* _Goal_
Can you pull out each line of the data below that includes the word "Басталмады"?

* _Task inputs_
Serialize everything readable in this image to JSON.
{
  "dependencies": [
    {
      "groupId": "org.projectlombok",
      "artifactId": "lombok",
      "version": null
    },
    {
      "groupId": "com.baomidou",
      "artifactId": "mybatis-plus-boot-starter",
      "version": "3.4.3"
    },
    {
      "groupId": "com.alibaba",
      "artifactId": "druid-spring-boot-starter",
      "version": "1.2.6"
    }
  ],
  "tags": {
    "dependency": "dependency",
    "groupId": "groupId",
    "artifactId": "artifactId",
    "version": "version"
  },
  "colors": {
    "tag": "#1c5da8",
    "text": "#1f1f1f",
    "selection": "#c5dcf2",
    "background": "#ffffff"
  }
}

--

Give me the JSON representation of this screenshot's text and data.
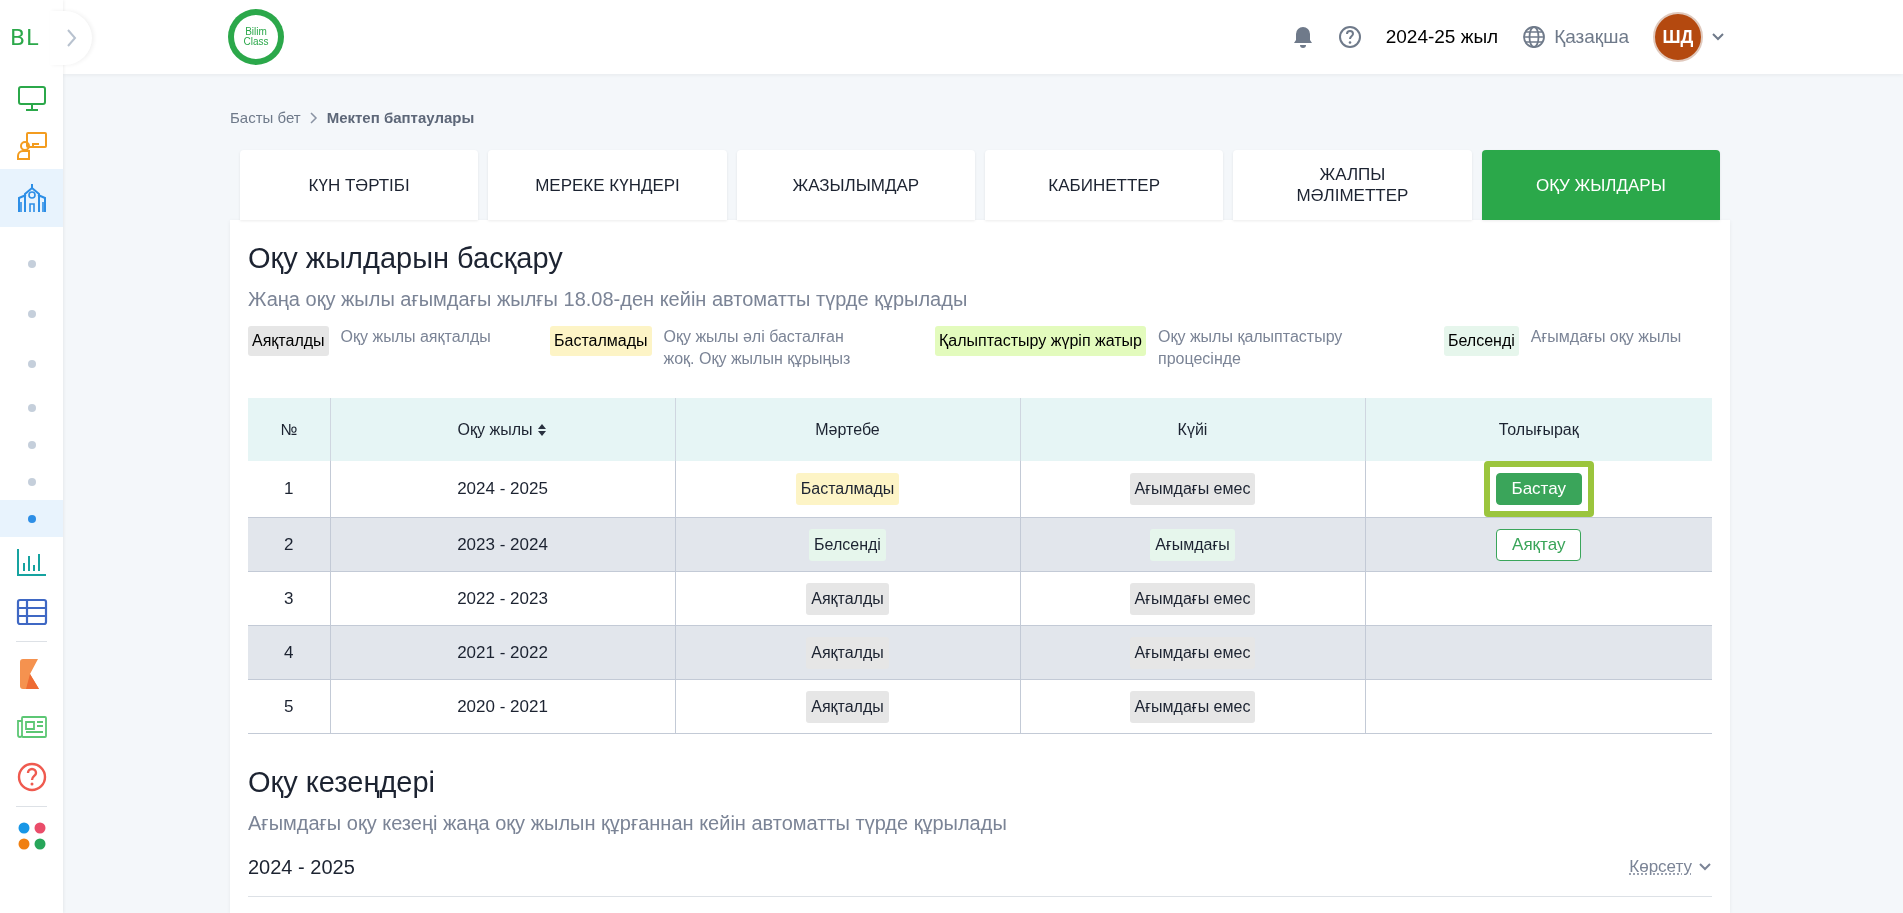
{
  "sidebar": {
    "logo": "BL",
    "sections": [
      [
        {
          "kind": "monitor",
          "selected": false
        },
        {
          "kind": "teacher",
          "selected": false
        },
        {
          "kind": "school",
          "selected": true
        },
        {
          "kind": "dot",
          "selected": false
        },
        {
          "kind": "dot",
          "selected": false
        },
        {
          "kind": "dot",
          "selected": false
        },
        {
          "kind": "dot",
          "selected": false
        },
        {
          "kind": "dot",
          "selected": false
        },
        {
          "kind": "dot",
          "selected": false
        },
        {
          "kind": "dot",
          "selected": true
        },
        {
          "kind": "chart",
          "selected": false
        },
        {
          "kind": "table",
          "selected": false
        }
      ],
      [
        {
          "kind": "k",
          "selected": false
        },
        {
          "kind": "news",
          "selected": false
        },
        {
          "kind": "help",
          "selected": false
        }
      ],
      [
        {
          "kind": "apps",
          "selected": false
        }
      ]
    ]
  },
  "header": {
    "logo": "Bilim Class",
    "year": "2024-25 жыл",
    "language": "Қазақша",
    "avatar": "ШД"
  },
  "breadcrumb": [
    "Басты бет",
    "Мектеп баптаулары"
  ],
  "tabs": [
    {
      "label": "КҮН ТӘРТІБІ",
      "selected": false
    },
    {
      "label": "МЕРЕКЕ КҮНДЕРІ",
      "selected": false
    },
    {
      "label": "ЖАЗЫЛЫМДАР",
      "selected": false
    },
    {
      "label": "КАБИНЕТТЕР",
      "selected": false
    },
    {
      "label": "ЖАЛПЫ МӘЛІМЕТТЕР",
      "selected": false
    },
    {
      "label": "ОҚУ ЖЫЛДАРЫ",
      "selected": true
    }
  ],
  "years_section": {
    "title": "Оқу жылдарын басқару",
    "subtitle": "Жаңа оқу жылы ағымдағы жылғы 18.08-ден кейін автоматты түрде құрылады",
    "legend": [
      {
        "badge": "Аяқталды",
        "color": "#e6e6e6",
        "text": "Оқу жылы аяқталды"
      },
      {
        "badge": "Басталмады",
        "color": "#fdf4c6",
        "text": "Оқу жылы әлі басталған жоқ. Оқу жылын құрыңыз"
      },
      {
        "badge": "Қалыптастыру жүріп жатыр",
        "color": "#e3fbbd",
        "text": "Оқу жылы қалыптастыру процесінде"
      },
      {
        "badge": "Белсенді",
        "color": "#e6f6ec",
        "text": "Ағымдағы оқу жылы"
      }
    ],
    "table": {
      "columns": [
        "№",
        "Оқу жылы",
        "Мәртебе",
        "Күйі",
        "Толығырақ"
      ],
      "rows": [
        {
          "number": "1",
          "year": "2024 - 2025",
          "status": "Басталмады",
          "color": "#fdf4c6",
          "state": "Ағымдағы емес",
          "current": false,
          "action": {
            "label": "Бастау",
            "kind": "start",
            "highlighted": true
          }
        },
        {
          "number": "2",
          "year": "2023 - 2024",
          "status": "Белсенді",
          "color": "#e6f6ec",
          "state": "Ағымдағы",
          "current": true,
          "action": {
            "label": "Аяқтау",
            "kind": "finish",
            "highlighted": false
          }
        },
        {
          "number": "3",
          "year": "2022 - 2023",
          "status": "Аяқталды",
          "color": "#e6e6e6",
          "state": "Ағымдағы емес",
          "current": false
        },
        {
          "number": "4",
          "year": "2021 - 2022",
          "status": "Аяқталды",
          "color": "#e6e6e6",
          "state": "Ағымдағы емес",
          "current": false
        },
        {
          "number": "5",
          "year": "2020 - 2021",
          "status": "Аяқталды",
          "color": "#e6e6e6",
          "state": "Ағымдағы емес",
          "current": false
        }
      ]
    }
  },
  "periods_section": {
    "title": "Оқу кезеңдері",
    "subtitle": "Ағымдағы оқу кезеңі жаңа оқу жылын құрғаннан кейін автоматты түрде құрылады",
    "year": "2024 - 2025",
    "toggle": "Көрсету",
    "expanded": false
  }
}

--

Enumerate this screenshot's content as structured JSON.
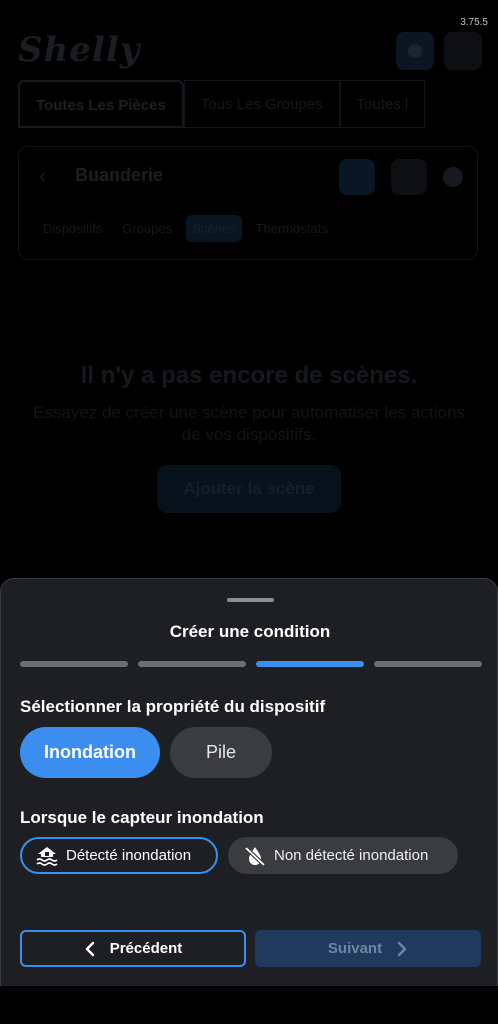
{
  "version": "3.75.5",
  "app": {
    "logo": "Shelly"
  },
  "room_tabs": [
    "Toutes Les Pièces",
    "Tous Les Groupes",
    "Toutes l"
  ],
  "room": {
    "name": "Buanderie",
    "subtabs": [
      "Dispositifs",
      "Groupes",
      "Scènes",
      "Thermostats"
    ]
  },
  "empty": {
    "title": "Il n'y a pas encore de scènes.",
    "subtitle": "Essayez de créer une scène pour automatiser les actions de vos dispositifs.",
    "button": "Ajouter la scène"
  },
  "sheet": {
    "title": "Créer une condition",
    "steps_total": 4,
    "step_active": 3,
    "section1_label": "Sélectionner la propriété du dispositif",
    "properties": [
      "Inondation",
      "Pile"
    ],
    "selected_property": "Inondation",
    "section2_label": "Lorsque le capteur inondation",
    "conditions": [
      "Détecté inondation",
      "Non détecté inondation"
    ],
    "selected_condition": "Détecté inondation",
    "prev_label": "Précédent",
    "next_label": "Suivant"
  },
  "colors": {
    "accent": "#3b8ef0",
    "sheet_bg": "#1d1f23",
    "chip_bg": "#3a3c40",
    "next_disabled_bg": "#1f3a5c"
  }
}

* _Written response_
        "badge": "Басталмады",
          "status": "Басталмады",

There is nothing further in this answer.